The request
Copy the records word for word, from their first line through the line that contains "jump-line: শেষ পৃষ্ঠার পর [476,390,532,402]", and stop after that line.

Available data
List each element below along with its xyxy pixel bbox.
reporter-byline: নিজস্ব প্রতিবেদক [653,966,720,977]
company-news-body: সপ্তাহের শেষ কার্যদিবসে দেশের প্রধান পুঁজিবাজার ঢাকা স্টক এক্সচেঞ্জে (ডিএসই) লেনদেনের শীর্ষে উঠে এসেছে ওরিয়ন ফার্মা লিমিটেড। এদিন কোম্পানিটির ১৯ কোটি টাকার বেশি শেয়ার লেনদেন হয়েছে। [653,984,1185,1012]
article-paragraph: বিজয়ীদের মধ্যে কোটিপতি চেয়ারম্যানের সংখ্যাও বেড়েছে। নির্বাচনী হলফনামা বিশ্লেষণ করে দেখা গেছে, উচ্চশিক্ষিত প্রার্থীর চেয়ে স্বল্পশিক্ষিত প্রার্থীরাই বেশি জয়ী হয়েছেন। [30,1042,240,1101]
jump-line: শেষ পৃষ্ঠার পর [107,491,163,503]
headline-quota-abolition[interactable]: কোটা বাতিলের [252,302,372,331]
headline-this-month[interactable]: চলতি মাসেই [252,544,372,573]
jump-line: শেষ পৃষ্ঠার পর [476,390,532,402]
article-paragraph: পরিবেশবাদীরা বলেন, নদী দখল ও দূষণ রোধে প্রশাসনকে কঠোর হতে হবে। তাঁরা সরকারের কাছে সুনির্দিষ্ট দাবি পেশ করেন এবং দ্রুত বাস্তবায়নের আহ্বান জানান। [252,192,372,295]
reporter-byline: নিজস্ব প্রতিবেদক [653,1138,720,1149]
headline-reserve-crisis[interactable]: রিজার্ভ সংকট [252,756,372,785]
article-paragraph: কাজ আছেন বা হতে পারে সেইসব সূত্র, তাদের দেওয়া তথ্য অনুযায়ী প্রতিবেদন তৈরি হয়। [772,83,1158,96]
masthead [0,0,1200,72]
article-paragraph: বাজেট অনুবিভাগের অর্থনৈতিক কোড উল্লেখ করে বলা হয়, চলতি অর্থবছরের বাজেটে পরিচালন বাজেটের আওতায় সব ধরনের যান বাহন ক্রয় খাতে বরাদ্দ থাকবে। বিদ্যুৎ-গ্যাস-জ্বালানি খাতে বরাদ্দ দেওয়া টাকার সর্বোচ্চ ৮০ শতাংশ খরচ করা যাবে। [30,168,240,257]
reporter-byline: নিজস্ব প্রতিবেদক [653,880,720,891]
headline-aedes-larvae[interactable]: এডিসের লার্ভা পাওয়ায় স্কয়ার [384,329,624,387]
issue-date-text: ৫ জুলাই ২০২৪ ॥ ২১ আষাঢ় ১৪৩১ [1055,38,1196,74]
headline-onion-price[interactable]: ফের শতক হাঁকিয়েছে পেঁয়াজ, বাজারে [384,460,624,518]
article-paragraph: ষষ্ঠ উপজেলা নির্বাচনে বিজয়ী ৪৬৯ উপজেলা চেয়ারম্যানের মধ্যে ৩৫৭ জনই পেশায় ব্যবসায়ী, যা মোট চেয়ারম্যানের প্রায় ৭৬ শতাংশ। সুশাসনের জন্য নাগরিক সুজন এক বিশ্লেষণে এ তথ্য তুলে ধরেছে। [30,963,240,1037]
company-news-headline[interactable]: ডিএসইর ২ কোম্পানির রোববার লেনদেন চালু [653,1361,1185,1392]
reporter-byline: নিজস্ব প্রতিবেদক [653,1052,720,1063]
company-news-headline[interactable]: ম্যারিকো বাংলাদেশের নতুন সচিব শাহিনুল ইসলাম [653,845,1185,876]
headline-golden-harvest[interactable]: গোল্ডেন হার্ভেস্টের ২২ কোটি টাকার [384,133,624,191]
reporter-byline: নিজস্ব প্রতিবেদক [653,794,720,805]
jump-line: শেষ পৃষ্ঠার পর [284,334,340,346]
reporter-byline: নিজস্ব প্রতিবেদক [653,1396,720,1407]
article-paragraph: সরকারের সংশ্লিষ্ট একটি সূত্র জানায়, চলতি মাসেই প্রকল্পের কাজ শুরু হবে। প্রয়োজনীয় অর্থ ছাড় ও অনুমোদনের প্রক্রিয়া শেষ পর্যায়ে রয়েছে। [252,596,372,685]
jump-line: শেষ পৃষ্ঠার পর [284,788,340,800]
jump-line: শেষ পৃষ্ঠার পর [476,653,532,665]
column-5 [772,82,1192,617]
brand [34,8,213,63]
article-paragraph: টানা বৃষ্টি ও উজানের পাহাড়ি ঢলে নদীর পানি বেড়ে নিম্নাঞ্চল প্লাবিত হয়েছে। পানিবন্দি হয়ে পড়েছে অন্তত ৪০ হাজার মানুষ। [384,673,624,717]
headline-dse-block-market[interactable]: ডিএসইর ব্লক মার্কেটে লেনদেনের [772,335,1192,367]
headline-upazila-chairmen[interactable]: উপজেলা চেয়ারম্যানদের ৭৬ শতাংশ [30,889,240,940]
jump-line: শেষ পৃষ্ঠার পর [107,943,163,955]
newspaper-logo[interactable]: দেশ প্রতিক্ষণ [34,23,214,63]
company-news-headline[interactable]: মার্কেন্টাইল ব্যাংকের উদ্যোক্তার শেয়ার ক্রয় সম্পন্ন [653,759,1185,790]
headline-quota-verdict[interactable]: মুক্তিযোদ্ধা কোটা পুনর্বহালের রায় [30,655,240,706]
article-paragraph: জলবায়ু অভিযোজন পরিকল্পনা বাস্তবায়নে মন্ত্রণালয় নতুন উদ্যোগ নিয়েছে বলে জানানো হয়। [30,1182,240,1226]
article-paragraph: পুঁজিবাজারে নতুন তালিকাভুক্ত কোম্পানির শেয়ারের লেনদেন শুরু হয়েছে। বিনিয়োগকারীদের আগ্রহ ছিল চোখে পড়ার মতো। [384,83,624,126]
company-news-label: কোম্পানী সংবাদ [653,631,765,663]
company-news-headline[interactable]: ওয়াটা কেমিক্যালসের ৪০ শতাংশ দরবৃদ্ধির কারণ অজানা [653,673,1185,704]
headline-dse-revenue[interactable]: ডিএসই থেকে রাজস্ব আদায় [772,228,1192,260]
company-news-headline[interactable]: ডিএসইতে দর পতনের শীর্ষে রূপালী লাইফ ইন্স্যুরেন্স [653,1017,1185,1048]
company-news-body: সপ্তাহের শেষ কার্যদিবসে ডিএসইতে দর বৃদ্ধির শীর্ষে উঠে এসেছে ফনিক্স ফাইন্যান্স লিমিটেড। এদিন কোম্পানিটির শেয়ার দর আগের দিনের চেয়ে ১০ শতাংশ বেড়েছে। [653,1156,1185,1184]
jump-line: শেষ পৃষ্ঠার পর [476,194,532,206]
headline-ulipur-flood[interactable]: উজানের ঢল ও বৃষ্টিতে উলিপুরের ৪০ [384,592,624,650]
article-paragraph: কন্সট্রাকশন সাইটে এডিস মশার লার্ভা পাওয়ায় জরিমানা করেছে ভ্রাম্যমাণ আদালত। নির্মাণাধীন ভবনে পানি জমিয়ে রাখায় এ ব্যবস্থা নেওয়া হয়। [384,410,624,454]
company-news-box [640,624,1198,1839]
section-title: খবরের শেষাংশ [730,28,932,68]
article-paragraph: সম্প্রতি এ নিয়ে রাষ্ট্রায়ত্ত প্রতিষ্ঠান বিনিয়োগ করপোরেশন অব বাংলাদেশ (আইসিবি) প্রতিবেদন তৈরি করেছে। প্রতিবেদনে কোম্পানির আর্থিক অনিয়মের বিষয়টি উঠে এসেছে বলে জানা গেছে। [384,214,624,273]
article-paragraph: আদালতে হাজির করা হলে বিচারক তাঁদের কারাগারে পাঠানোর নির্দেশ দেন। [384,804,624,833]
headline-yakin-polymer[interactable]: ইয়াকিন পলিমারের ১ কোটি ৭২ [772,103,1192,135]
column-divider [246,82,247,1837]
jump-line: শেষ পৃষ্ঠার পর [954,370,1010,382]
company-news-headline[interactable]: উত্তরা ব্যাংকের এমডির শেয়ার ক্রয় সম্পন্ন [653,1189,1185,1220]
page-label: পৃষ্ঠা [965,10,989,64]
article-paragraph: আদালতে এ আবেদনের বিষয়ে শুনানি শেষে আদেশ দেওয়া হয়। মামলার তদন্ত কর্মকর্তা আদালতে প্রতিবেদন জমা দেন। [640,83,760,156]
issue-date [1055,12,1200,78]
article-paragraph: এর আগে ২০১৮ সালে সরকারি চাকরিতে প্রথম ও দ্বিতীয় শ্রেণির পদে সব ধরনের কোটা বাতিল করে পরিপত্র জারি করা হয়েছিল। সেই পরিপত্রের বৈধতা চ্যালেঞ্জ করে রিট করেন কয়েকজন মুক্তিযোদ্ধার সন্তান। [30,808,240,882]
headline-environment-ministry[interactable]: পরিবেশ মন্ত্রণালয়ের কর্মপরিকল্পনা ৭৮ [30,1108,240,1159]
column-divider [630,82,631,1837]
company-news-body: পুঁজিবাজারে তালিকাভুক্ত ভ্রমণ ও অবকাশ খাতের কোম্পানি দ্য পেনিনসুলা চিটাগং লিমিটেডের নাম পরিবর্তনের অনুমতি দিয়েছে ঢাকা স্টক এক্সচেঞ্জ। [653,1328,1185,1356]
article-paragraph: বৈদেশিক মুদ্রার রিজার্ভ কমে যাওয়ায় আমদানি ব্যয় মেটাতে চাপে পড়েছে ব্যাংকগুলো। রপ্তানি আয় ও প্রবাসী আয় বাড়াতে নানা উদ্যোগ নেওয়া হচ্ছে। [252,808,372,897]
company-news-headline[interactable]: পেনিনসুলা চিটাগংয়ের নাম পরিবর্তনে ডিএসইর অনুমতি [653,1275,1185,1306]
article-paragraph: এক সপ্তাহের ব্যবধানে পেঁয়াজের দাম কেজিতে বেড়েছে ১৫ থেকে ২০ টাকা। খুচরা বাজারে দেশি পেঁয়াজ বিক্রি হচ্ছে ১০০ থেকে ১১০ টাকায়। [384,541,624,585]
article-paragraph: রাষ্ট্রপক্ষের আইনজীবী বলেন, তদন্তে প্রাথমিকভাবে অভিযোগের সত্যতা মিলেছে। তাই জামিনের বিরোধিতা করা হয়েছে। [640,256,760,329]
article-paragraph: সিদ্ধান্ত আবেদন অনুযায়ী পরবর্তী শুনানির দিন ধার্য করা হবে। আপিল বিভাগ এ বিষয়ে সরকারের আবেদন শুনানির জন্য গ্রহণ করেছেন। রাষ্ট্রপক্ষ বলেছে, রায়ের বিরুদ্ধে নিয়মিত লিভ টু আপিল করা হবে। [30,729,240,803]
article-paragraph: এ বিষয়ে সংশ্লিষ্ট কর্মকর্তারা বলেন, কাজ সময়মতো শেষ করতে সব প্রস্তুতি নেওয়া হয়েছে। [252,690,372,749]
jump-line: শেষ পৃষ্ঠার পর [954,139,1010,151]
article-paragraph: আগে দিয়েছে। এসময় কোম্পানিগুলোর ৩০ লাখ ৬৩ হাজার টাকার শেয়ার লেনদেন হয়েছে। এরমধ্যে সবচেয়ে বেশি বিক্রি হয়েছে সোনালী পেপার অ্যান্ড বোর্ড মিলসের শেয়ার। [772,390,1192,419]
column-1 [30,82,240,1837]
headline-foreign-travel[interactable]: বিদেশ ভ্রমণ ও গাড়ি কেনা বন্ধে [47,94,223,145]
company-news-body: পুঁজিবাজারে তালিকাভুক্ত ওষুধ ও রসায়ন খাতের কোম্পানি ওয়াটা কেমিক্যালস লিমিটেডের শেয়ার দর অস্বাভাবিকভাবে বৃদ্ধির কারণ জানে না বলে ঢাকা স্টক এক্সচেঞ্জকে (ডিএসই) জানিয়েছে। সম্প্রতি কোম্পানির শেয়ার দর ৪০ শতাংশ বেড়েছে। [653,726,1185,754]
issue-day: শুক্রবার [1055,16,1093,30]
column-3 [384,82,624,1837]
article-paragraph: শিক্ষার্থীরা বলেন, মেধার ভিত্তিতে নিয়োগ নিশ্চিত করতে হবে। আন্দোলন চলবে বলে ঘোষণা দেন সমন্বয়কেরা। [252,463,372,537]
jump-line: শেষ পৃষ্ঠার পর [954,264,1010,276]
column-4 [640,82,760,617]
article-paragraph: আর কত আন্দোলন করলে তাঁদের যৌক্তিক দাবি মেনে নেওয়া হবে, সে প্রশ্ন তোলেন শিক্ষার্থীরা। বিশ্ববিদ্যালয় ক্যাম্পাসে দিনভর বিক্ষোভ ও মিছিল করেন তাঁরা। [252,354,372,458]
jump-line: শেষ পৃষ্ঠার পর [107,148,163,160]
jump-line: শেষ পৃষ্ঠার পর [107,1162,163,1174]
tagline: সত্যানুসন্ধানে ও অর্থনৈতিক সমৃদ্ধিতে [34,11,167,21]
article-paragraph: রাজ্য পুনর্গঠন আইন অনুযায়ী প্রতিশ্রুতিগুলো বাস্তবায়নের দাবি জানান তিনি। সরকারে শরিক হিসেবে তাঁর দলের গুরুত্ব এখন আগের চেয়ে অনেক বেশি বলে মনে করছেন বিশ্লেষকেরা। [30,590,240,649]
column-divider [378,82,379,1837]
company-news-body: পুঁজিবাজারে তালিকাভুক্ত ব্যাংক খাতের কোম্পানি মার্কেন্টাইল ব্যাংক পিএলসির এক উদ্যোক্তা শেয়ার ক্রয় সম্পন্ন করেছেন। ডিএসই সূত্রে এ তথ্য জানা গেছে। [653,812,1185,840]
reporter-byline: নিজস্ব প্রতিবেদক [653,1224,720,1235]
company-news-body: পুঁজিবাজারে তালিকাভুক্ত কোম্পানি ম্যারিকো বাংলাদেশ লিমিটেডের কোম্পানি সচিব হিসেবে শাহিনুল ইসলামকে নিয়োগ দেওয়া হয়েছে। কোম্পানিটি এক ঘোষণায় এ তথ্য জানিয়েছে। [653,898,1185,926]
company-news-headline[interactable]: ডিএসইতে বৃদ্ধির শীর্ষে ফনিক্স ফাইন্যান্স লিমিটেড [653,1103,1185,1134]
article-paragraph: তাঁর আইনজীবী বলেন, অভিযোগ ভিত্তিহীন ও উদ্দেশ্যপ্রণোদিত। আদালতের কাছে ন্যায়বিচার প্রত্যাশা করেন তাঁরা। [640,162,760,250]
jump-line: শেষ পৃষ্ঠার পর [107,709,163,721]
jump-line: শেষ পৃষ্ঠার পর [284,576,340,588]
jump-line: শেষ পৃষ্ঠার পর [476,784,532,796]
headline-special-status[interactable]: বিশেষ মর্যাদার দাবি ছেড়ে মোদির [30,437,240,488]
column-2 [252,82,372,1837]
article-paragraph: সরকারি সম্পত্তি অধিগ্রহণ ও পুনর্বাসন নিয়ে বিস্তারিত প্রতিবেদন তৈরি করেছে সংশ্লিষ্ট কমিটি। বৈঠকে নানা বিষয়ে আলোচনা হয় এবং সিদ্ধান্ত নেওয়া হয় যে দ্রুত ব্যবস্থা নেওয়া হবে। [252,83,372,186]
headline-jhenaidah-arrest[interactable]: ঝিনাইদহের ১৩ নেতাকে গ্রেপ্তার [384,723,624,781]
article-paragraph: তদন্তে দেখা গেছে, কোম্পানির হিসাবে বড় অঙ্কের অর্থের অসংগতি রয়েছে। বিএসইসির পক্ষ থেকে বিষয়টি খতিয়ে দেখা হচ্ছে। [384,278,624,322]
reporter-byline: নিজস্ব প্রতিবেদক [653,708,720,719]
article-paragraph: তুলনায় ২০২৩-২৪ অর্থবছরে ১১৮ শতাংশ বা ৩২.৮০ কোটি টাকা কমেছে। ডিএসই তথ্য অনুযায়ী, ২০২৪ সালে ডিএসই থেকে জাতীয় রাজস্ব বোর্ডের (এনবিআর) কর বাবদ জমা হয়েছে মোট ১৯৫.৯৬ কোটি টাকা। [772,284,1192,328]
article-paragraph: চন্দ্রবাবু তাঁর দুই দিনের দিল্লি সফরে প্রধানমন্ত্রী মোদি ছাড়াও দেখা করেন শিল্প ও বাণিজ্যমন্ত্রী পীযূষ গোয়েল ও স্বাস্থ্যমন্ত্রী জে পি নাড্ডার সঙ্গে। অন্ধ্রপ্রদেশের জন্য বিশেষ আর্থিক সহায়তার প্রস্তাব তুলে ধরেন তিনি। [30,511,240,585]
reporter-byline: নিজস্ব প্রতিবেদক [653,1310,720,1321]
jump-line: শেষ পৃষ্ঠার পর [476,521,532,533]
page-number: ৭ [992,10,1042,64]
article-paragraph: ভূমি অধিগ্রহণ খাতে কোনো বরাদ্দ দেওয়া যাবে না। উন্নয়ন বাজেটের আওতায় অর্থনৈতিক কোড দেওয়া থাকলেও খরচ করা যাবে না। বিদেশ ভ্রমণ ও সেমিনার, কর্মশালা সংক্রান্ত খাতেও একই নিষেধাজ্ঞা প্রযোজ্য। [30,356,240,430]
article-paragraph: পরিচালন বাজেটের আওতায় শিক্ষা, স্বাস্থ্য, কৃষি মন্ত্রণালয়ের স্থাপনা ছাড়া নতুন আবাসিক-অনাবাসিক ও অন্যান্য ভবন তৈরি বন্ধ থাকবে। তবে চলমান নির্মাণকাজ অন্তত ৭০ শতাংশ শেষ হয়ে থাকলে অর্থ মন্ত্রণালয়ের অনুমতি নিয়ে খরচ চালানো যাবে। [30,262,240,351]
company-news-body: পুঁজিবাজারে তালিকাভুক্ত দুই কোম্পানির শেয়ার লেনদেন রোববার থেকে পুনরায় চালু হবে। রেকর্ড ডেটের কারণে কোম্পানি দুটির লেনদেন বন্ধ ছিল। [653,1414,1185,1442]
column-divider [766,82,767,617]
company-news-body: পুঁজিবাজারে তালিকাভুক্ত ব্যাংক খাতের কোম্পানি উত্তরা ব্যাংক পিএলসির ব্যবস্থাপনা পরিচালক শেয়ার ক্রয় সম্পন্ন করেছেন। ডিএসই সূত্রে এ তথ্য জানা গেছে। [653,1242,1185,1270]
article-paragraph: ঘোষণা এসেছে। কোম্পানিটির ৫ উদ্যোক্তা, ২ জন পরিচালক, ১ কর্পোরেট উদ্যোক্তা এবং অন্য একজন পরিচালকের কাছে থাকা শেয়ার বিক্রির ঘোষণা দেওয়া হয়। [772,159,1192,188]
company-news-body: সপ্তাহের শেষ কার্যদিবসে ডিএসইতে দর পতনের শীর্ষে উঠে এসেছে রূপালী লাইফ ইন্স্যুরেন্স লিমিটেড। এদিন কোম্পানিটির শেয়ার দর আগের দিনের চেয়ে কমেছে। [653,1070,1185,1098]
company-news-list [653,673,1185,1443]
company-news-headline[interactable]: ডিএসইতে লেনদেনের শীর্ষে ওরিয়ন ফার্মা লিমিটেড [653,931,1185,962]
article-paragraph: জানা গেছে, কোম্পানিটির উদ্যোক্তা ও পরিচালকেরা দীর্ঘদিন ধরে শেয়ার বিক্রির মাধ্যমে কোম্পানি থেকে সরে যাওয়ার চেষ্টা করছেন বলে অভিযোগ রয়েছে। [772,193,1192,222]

Solved problem
List each element below along with its xyxy pixel bbox.
reporter-byline: নিজস্ব প্রতিবেদক [653,966,720,977]
company-news-body: সপ্তাহের শেষ কার্যদিবসে দেশের প্রধান পুঁজিবাজার ঢাকা স্টক এক্সচেঞ্জে (ডিএসই) লেনদেনের শীর্ষে উঠে এসেছে ওরিয়ন ফার্মা লিমিটেড। এদিন কোম্পানিটির ১৯ কোটি টাকার বেশি শেয়ার লেনদেন হয়েছে। [653,984,1185,1012]
article-paragraph: বিজয়ীদের মধ্যে কোটিপতি চেয়ারম্যানের সংখ্যাও বেড়েছে। নির্বাচনী হলফনামা বিশ্লেষণ করে দেখা গেছে, উচ্চশিক্ষিত প্রার্থীর চেয়ে স্বল্পশিক্ষিত প্রার্থীরাই বেশি জয়ী হয়েছেন। [30,1042,240,1101]
jump-line: শেষ পৃষ্ঠার পর [107,491,163,503]
headline-quota-abolition[interactable]: কোটা বাতিলের [252,302,372,331]
headline-this-month[interactable]: চলতি মাসেই [252,544,372,573]
jump-line: শেষ পৃষ্ঠার পর [476,390,532,402]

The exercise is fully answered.